─── TASK INPUTS

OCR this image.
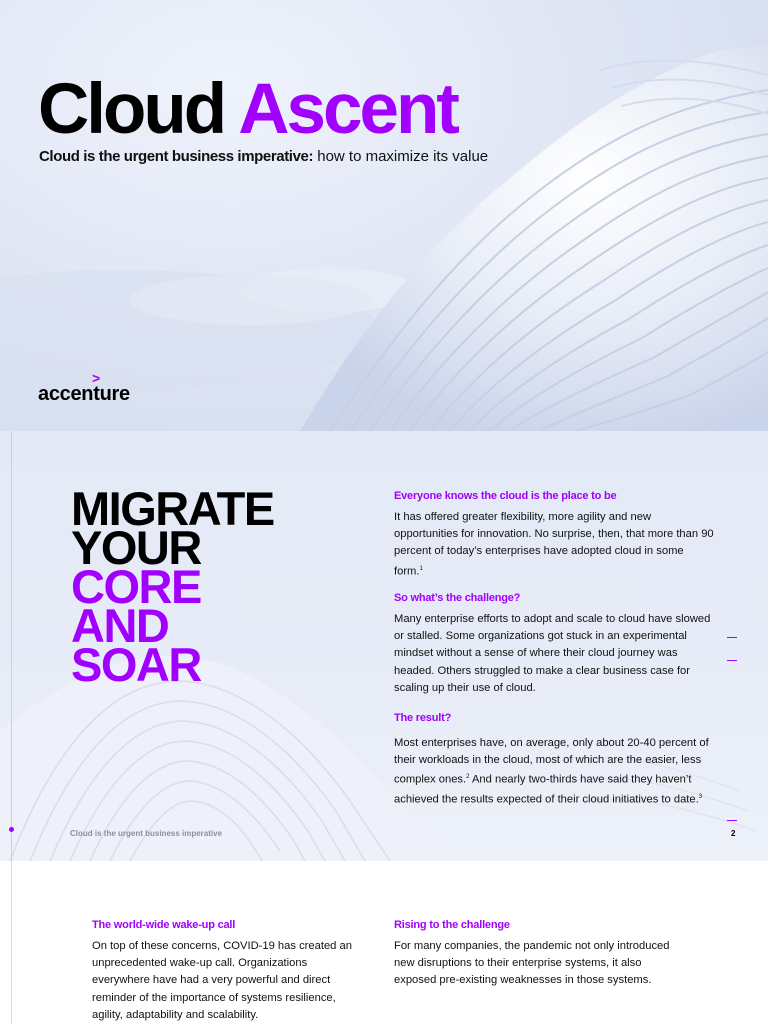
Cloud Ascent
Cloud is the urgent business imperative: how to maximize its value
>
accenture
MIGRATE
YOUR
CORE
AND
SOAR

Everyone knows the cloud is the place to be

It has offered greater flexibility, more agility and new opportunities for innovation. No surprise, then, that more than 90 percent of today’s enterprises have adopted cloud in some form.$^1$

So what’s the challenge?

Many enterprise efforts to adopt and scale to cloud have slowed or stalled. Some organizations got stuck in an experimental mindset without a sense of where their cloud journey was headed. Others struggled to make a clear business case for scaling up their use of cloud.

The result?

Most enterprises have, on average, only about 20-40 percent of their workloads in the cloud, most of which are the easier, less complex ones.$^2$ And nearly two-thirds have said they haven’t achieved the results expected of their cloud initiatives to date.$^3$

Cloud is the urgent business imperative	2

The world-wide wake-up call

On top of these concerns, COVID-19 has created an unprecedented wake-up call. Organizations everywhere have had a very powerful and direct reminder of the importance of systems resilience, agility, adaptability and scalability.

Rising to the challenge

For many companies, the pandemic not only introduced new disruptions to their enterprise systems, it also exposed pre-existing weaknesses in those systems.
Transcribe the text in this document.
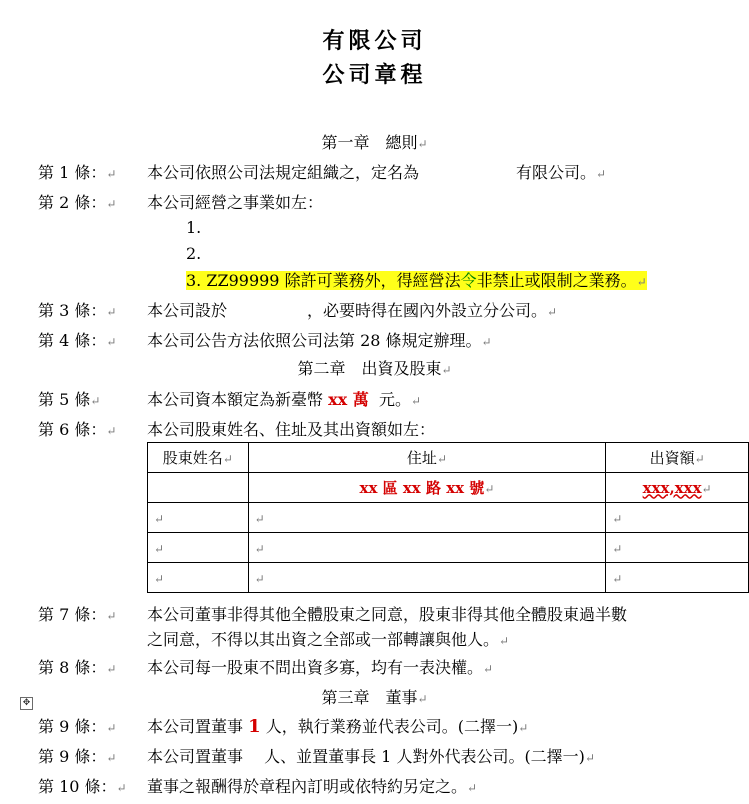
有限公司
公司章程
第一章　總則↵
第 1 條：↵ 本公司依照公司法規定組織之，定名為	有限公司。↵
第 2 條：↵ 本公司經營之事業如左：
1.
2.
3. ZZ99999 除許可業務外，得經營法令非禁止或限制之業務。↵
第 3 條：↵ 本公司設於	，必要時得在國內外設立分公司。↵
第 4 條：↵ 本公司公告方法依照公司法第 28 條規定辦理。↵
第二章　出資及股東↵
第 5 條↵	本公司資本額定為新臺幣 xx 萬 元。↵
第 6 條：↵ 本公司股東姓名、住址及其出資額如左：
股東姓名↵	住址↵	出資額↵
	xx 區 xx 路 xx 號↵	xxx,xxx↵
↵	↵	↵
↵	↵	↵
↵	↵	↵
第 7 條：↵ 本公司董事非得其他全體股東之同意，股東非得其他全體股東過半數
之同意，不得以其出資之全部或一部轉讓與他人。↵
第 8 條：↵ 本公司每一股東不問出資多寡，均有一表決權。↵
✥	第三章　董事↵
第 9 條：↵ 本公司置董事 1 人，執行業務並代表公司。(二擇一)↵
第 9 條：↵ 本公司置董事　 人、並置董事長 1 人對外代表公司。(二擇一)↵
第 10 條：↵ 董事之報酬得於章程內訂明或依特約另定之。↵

──────

Reproduce every entry exactly, but omit each picture.

REPLY TO THE TASK »
OCR this image.
Cloud Ascent
Cloud is the urgent business imperative: how to maximize its value
>
accenture
MIGRATE
YOUR
CORE
AND
SOAR

Everyone knows the cloud is the place to be

It has offered greater flexibility, more agility and new opportunities for innovation. No surprise, then, that more than 90 percent of today’s enterprises have adopted cloud in some form.$^1$

So what’s the challenge?

Many enterprise efforts to adopt and scale to cloud have slowed or stalled. Some organizations got stuck in an experimental mindset without a sense of where their cloud journey was headed. Others struggled to make a clear business case for scaling up their use of cloud.

The result?

Most enterprises have, on average, only about 20-40 percent of their workloads in the cloud, most of which are the easier, less complex ones.$^2$ And nearly two-thirds have said they haven’t achieved the results expected of their cloud initiatives to date.$^3$

Cloud is the urgent business imperative	2

The world-wide wake-up call

On top of these concerns, COVID-19 has created an unprecedented wake-up call. Organizations everywhere have had a very powerful and direct reminder of the importance of systems resilience, agility, adaptability and scalability.

Rising to the challenge

For many companies, the pandemic not only introduced new disruptions to their enterprise systems, it also exposed pre-existing weaknesses in those systems.
Transcribe the text in this document.
有限公司
公司章程
第一章　總則↵
第 1 條：↵ 本公司依照公司法規定組織之，定名為	有限公司。↵
第 2 條：↵ 本公司經營之事業如左：
1.
2.
3. ZZ99999 除許可業務外，得經營法令非禁止或限制之業務。↵
第 3 條：↵ 本公司設於	，必要時得在國內外設立分公司。↵
第 4 條：↵ 本公司公告方法依照公司法第 28 條規定辦理。↵
第二章　出資及股東↵
第 5 條↵	本公司資本額定為新臺幣 xx 萬 元。↵
第 6 條：↵ 本公司股東姓名、住址及其出資額如左：
股東姓名↵	住址↵	出資額↵
	xx 區 xx 路 xx 號↵	xxx,xxx↵
↵	↵	↵
↵	↵	↵
↵	↵	↵
第 7 條：↵ 本公司董事非得其他全體股東之同意，股東非得其他全體股東過半數
之同意，不得以其出資之全部或一部轉讓與他人。↵
第 8 條：↵ 本公司每一股東不問出資多寡，均有一表決權。↵
✥	第三章　董事↵
第 9 條：↵ 本公司置董事 1 人，執行業務並代表公司。(二擇一)↵
第 9 條：↵ 本公司置董事　 人、並置董事長 1 人對外代表公司。(二擇一)↵
第 10 條：↵ 董事之報酬得於章程內訂明或依特約另定之。↵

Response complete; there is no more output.